>> BEGIN Excerpted records

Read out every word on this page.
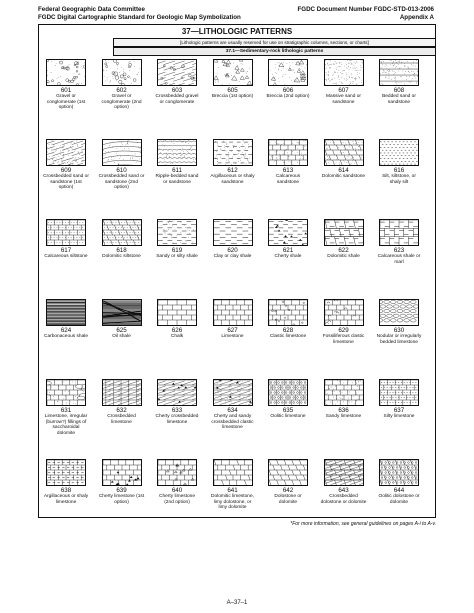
Federal Geographic Data Committee
FGDC Digital Cartographic Standard for Geologic Map Symbolization
FGDC Document Number FGDC-STD-013-2006
Appendix A
37—LITHOLOGIC PATTERNS
[Lithologic patterns are usually reserved for use on stratigraphic columns, sections, or charts]
37.1—Sedimentary-rock lithologic patterns
601
Gravel or conglomerate (1st option)
602
Gravel or conglomerate (2nd option)
603
Crossbedded gravel or conglomerate
605
Breccia (1st option)
606
Breccia (2nd option)
607
Massive sand or sandstone
608
Bedded sand or sandstone
609
Crossbedded sand or sandstone (1st option)
610
Crossbedded sand or sandstone (2nd option)
611
Ripple-bedded sand or sandstone
612
Argillaceous or shaly sandstone
613
Calcareous sandstone
614
Dolomitic sandstone
616
Silt, siltstone, or shaly silt
617
Calcareous siltstone
618
Dolomitic siltstone
619
Sandy or silty shale
620
Clay or clay shale
621
Cherty shale
622
Dolomitic shale
623
Calcareous shale or marl
624
Carbonaceous shale
625
Oil shale
626
Chalk
627
Limestone
628
Clastic limestone
629
Fossiliferous clastic limestone
630
Nodular or irregularly bedded limestone
631
Limestone, irregular (burrow?) fillings of saccharoidal dolomite
632
Crossbedded limestone
633
Cherty crossbedded limestone
634
Cherty and sandy crossbedded clastic limestone
635
Oolitic limestone
636
Sandy limestone
637
Silty limestone
638
Argillaceous or shaly limestone
639
Cherty limestone (1st option)
640
Cherty limestone (2nd option)
641
Dolomitic limestone, limy dolostone, or limy dolomite
642
Dolostone or dolomite
643
Crossbedded dolostone or dolomite
644
Oolitic dolostone or dolomite
*For more information, see general guidelines on pages A-i to A-v.
A–37–1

>> END Excerpted records

> **Given request**:
Return the listing above in full and without alteration, excluding its pictures.

> **Written answer**:
Read out every word on this page.
Federal Geographic Data Committee
FGDC Digital Cartographic Standard for Geologic Map Symbolization
FGDC Document Number FGDC-STD-013-2006
Appendix A
37—LITHOLOGIC PATTERNS
[Lithologic patterns are usually reserved for use on stratigraphic columns, sections, or charts]
37.1—Sedimentary-rock lithologic patterns
601
Gravel or conglomerate (1st option)
602
Gravel or conglomerate (2nd option)
603
Crossbedded gravel or conglomerate
605
Breccia (1st option)
606
Breccia (2nd option)
607
Massive sand or sandstone
608
Bedded sand or sandstone
609
Crossbedded sand or sandstone (1st option)
610
Crossbedded sand or sandstone (2nd option)
611
Ripple-bedded sand or sandstone
612
Argillaceous or shaly sandstone
613
Calcareous sandstone
614
Dolomitic sandstone
616
Silt, siltstone, or shaly silt
617
Calcareous siltstone
618
Dolomitic siltstone
619
Sandy or silty shale
620
Clay or clay shale
621
Cherty shale
622
Dolomitic shale
623
Calcareous shale or marl
624
Carbonaceous shale
625
Oil shale
626
Chalk
627
Limestone
628
Clastic limestone
629
Fossiliferous clastic limestone
630
Nodular or irregularly bedded limestone
631
Limestone, irregular (burrow?) fillings of saccharoidal dolomite
632
Crossbedded limestone
633
Cherty crossbedded limestone
634
Cherty and sandy crossbedded clastic limestone
635
Oolitic limestone
636
Sandy limestone
637
Silty limestone
638
Argillaceous or shaly limestone
639
Cherty limestone (1st option)
640
Cherty limestone (2nd option)
641
Dolomitic limestone, limy dolostone, or limy dolomite
642
Dolostone or dolomite
643
Crossbedded dolostone or dolomite
644
Oolitic dolostone or dolomite
*For more information, see general guidelines on pages A-i to A-v.
A–37–1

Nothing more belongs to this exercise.